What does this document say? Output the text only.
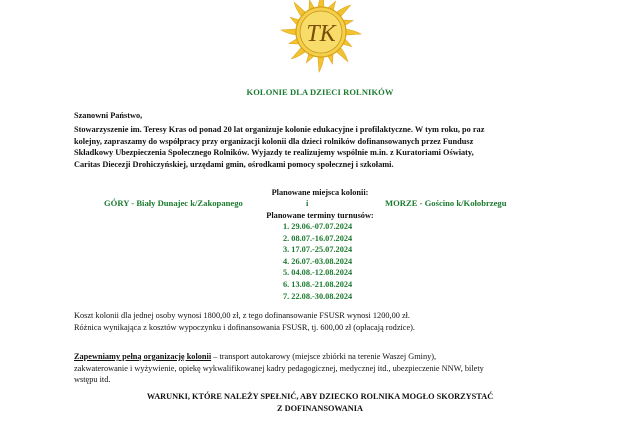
TK
KOLONIE DLA DZIECI ROLNIKÓW
Szanowni Państwo,
Stowarzyszenie im. Teresy Kras od ponad 20 lat organizuje kolonie edukacyjne i profilaktyczne. W tym roku, po raz
kolejny, zapraszamy do współpracy przy organizacji kolonii dla dzieci rolników dofinansowanych przez Fundusz
Składkowy Ubezpieczenia Społecznego Rolników. Wyjazdy te realizujemy wspólnie m.in. z Kuratoriami Oświaty,
Caritas Diecezji Drohiczyńskiej, urzędami gmin, ośrodkami pomocy społecznej i szkołami.
Planowane miejsca kolonii:
GÓRY - Biały Dunajec k/Zakopanego	i	MORZE - Gościno k/Kołobrzegu
Planowane terminy turnusów:
1. 29.06.-07.07.2024
2. 08.07.-16.07.2024
3. 17.07.-25.07.2024
4. 26.07.-03.08.2024
5. 04.08.-12.08.2024
6. 13.08.-21.08.2024
7. 22.08.-30.08.2024
Koszt kolonii dla jednej osoby wynosi 1800,00 zł, z tego dofinansowanie FSUSR wynosi 1200,00 zł.
Różnica wynikająca z kosztów wypoczynku i dofinansowania FSUSR, tj. 600,00 zł (opłacają rodzice).
Zapewniamy pełną organizację kolonii – transport autokarowy (miejsce zbiórki na terenie Waszej Gminy),
zakwaterowanie i wyżywienie, opiekę wykwalifikowanej kadry pedagogicznej, medycznej itd., ubezpieczenie NNW, bilety
wstępu itd.
WARUNKI, KTÓRE NALEŻY SPEŁNIĆ, ABY DZIECKO ROLNIKA MOGŁO SKORZYSTAĆ
Z DOFINANSOWANIA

• [The exercise]:
Send back the data above word for word, with the pictures left out.

• [Result for this exercise]:
What does this document say? Output the text only.
TK
KOLONIE DLA DZIECI ROLNIKÓW
Szanowni Państwo,
Stowarzyszenie im. Teresy Kras od ponad 20 lat organizuje kolonie edukacyjne i profilaktyczne. W tym roku, po raz
kolejny, zapraszamy do współpracy przy organizacji kolonii dla dzieci rolników dofinansowanych przez Fundusz
Składkowy Ubezpieczenia Społecznego Rolników. Wyjazdy te realizujemy wspólnie m.in. z Kuratoriami Oświaty,
Caritas Diecezji Drohiczyńskiej, urzędami gmin, ośrodkami pomocy społecznej i szkołami.
Planowane miejsca kolonii:
GÓRY - Biały Dunajec k/Zakopanego	i	MORZE - Gościno k/Kołobrzegu
Planowane terminy turnusów:
1. 29.06.-07.07.2024
2. 08.07.-16.07.2024
3. 17.07.-25.07.2024
4. 26.07.-03.08.2024
5. 04.08.-12.08.2024
6. 13.08.-21.08.2024
7. 22.08.-30.08.2024
Koszt kolonii dla jednej osoby wynosi 1800,00 zł, z tego dofinansowanie FSUSR wynosi 1200,00 zł.
Różnica wynikająca z kosztów wypoczynku i dofinansowania FSUSR, tj. 600,00 zł (opłacają rodzice).
Zapewniamy pełną organizację kolonii – transport autokarowy (miejsce zbiórki na terenie Waszej Gminy),
zakwaterowanie i wyżywienie, opiekę wykwalifikowanej kadry pedagogicznej, medycznej itd., ubezpieczenie NNW, bilety
wstępu itd.
WARUNKI, KTÓRE NALEŻY SPEŁNIĆ, ABY DZIECKO ROLNIKA MOGŁO SKORZYSTAĆ
Z DOFINANSOWANIA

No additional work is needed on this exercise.